▶ The request:
Gather the lines from the material that contain "Leak".

▶ Provided records:
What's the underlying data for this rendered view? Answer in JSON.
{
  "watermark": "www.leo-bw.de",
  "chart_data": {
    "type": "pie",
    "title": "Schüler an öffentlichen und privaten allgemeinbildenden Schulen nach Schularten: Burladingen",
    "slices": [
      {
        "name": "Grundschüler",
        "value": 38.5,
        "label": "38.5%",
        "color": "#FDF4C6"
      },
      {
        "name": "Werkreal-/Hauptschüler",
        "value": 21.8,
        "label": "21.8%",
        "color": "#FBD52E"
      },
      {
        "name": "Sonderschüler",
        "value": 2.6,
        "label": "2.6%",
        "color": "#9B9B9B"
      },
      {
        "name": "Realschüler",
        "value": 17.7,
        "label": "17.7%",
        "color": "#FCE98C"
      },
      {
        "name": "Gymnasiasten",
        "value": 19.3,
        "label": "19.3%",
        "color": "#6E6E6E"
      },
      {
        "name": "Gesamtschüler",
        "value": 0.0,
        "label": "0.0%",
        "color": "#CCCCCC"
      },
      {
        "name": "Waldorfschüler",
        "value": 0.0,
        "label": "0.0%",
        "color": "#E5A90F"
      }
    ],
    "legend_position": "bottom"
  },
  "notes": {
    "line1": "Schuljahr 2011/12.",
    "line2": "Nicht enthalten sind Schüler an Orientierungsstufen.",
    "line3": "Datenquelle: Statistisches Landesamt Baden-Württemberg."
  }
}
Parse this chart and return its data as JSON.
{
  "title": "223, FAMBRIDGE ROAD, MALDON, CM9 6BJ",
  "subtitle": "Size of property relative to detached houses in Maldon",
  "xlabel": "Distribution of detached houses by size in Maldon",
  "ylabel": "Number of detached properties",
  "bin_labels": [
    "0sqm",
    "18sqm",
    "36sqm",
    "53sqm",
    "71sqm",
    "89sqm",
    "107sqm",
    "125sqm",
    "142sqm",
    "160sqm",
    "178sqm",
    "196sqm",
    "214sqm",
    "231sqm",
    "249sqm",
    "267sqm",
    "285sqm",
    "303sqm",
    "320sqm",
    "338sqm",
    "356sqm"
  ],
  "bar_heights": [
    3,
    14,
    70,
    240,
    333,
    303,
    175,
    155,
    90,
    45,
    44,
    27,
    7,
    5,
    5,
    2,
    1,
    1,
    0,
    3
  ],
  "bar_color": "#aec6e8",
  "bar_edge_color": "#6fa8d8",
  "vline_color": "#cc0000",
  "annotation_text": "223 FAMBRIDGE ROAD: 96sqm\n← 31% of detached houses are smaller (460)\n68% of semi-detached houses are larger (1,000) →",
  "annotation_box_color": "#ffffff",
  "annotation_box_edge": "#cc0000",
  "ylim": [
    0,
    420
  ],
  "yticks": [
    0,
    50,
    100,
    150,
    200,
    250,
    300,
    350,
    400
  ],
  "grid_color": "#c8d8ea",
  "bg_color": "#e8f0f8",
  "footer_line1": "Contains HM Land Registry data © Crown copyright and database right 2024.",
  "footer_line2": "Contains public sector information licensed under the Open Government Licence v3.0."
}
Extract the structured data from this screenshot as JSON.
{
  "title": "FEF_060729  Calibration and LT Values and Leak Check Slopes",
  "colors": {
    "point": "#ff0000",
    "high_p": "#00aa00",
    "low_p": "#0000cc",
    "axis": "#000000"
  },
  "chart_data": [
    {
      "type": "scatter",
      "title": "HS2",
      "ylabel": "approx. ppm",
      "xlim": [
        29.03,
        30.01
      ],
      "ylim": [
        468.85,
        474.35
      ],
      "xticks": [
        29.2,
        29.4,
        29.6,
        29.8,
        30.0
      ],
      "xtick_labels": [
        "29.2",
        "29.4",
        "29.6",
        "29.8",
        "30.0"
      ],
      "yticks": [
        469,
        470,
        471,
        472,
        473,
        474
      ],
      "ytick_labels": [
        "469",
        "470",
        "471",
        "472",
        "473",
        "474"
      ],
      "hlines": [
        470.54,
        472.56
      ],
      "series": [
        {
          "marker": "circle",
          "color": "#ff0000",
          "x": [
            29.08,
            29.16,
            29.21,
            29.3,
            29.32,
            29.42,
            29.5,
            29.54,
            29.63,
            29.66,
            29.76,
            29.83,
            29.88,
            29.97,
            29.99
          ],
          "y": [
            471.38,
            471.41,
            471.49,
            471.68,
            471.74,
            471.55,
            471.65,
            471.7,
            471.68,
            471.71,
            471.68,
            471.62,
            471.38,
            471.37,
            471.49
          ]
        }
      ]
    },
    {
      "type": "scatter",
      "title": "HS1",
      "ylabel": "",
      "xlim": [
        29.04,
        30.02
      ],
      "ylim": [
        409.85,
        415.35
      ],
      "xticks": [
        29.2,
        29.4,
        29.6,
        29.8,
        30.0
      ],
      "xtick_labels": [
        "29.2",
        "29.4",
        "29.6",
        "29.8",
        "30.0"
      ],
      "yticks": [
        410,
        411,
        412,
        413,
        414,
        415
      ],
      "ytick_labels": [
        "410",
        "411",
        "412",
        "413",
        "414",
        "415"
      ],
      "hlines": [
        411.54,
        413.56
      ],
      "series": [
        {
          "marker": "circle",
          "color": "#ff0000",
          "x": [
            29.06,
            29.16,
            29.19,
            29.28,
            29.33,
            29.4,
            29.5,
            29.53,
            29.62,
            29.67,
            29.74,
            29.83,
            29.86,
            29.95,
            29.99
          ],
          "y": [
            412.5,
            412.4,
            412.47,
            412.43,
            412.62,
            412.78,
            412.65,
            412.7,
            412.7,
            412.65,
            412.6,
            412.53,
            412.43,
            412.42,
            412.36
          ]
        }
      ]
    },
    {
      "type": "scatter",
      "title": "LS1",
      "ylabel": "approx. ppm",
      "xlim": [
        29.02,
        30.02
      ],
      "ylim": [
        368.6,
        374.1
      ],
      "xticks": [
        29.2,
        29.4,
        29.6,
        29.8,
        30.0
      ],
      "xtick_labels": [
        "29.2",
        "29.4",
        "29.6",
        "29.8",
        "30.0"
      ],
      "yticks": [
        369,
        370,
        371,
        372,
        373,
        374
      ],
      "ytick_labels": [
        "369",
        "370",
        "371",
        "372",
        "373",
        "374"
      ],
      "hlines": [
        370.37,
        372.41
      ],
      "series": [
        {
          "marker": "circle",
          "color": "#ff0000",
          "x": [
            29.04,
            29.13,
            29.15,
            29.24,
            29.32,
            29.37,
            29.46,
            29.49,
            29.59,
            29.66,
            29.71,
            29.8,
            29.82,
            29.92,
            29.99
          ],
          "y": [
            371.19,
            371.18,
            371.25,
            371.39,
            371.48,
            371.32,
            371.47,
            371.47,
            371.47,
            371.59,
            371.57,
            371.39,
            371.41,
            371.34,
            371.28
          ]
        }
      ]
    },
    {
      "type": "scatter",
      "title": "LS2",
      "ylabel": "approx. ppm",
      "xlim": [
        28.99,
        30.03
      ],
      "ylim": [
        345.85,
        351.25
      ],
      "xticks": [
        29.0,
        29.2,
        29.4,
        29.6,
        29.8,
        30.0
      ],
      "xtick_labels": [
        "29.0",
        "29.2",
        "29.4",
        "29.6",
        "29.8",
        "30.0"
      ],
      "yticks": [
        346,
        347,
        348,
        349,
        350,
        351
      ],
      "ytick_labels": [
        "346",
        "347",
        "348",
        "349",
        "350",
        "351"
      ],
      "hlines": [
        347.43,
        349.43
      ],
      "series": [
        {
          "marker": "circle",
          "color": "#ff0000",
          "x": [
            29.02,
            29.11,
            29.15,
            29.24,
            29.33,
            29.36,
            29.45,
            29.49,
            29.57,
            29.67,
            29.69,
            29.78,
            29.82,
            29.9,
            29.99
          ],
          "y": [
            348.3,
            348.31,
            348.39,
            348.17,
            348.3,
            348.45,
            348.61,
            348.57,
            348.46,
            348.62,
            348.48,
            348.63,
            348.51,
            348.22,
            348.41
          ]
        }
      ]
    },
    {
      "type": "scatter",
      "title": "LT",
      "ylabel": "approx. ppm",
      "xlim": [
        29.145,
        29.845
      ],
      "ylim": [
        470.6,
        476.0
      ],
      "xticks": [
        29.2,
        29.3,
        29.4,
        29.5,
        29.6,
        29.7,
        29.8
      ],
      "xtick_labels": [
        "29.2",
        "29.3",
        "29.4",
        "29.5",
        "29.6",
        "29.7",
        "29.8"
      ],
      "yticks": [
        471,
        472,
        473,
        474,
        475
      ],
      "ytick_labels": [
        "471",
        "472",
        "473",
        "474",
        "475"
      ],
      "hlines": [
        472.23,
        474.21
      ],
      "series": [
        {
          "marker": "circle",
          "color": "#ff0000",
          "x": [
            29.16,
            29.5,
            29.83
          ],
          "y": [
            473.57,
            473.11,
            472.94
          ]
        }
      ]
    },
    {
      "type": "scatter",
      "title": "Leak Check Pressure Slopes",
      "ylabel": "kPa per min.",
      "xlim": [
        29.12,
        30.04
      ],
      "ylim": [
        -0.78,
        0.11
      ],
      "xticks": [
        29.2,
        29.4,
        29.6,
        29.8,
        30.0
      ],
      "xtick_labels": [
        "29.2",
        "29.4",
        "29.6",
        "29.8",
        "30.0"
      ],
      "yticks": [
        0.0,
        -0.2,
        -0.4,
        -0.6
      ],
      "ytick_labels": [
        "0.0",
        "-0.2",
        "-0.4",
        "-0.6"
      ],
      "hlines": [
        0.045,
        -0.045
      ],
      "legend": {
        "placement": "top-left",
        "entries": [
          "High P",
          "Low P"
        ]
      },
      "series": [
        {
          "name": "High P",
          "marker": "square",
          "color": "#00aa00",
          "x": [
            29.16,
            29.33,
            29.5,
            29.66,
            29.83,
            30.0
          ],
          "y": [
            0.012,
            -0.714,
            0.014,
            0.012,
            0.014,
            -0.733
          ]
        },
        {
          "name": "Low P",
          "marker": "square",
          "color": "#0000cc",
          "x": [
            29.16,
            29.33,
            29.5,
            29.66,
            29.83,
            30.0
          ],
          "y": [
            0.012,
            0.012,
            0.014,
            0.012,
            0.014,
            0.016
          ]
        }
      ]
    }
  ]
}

▶ Output for this task:
  "title": "FEF_060729  Calibration and LT Values and Leak Check Slopes",
      "title": "Leak Check Pressure Slopes",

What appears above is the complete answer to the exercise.